[Material shown]
------------------------

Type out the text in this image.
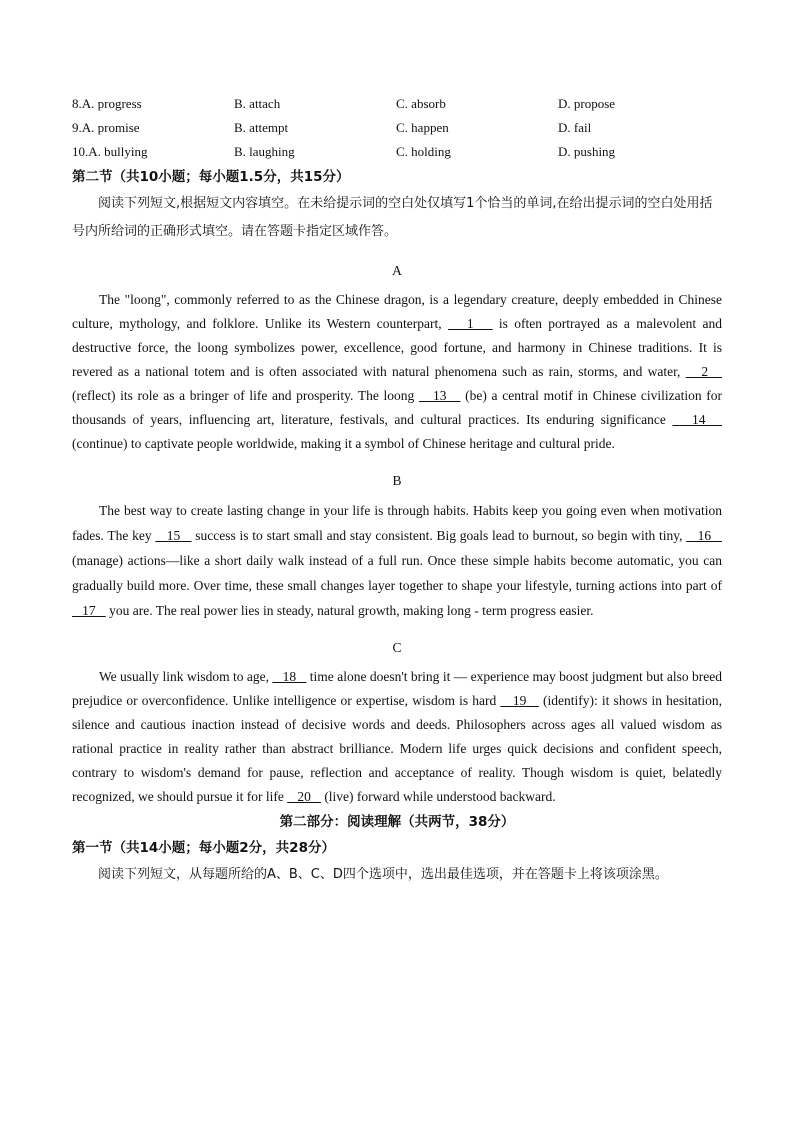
8.A. progress	B. attach	C. absorb	D. propose
9.A. promise	B. attempt	C. happen	D. fail
10.A. bullying	B. laughing	C. holding	D. pushing
第二节（共10小题；每小题1.5分，共15分）

阅读下列短文,根据短文内容填空。在未给提示词的空白处仅填写1个恰当的单词,在给出提示词的空白处用括号内所给词的正确形式填空。请在答题卡指定区域作答。

A

The "loong", commonly referred to as the Chinese dragon, is a legendary creature, deeply embedded in Chinese culture, mythology, and folklore. Unlike its Western counterpart,    1    is often portrayed as a malevolent and destructive force, the loong symbolizes power, excellence, good fortune, and harmony in Chinese traditions. It is revered as a national totem and is often associated with natural phenomena such as rain, storms, and water,    2    (reflect) its role as a bringer of life and prosperity. The loong    13    (be) a central motif in Chinese civilization for thousands of years, influencing art, literature, festivals, and cultural practices. Its enduring significance    14    (continue) to captivate people worldwide, making it a symbol of Chinese heritage and cultural pride.

B

The best way to create lasting change in your life is through habits. Habits keep you going even when motivation fades. The key    15    success is to start small and stay consistent. Big goals lead to burnout, so begin with tiny,    16    (manage) actions—like a short daily walk instead of a full run. Once these simple habits become automatic, you can gradually build more. Over time, these small changes layer together to shape your lifestyle, turning actions into part of    17    you are. The real power lies in steady, natural growth, making long - term progress easier.

C

We usually link wisdom to age,    18    time alone doesn't bring it — experience may boost judgment but also breed prejudice or overconfidence. Unlike intelligence or expertise, wisdom is hard    19    (identify): it shows in hesitation, silence and cautious inaction instead of decisive words and deeds. Philosophers across ages all valued wisdom as rational practice in reality rather than abstract brilliance. Modern life urges quick decisions and confident speech, contrary to wisdom's demand for pause, reflection and acceptance of reality. Though wisdom is quiet, belatedly recognized, we should pursue it for life    20    (live) forward while understood backward.

第二部分：阅读理解（共两节，38分）
第一节（共14小题；每小题2分，共28分）

阅读下列短文，从每题所给的A、B、C、D四个选项中，选出最佳选项，并在答题卡上将该项涂黑。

------------------------

[Exercise] Reproduce every entry word for word, but skip any pictures.

[Result of the exercise]
Type out the text in this image.
8.A. progress	B. attach	C. absorb	D. propose
9.A. promise	B. attempt	C. happen	D. fail
10.A. bullying	B. laughing	C. holding	D. pushing
第二节（共10小题；每小题1.5分，共15分）

阅读下列短文,根据短文内容填空。在未给提示词的空白处仅填写1个恰当的单词,在给出提示词的空白处用括号内所给词的正确形式填空。请在答题卡指定区域作答。

A

The "loong", commonly referred to as the Chinese dragon, is a legendary creature, deeply embedded in Chinese culture, mythology, and folklore. Unlike its Western counterpart,    1    is often portrayed as a malevolent and destructive force, the loong symbolizes power, excellence, good fortune, and harmony in Chinese traditions. It is revered as a national totem and is often associated with natural phenomena such as rain, storms, and water,    2    (reflect) its role as a bringer of life and prosperity. The loong    13    (be) a central motif in Chinese civilization for thousands of years, influencing art, literature, festivals, and cultural practices. Its enduring significance    14    (continue) to captivate people worldwide, making it a symbol of Chinese heritage and cultural pride.

B

The best way to create lasting change in your life is through habits. Habits keep you going even when motivation fades. The key    15    success is to start small and stay consistent. Big goals lead to burnout, so begin with tiny,    16    (manage) actions—like a short daily walk instead of a full run. Once these simple habits become automatic, you can gradually build more. Over time, these small changes layer together to shape your lifestyle, turning actions into part of    17    you are. The real power lies in steady, natural growth, making long - term progress easier.

C

We usually link wisdom to age,    18    time alone doesn't bring it — experience may boost judgment but also breed prejudice or overconfidence. Unlike intelligence or expertise, wisdom is hard    19    (identify): it shows in hesitation, silence and cautious inaction instead of decisive words and deeds. Philosophers across ages all valued wisdom as rational practice in reality rather than abstract brilliance. Modern life urges quick decisions and confident speech, contrary to wisdom's demand for pause, reflection and acceptance of reality. Though wisdom is quiet, belatedly recognized, we should pursue it for life    20    (live) forward while understood backward.

第二部分：阅读理解（共两节，38分）
第一节（共14小题；每小题2分，共28分）

阅读下列短文，从每题所给的A、B、C、D四个选项中，选出最佳选项，并在答题卡上将该项涂黑。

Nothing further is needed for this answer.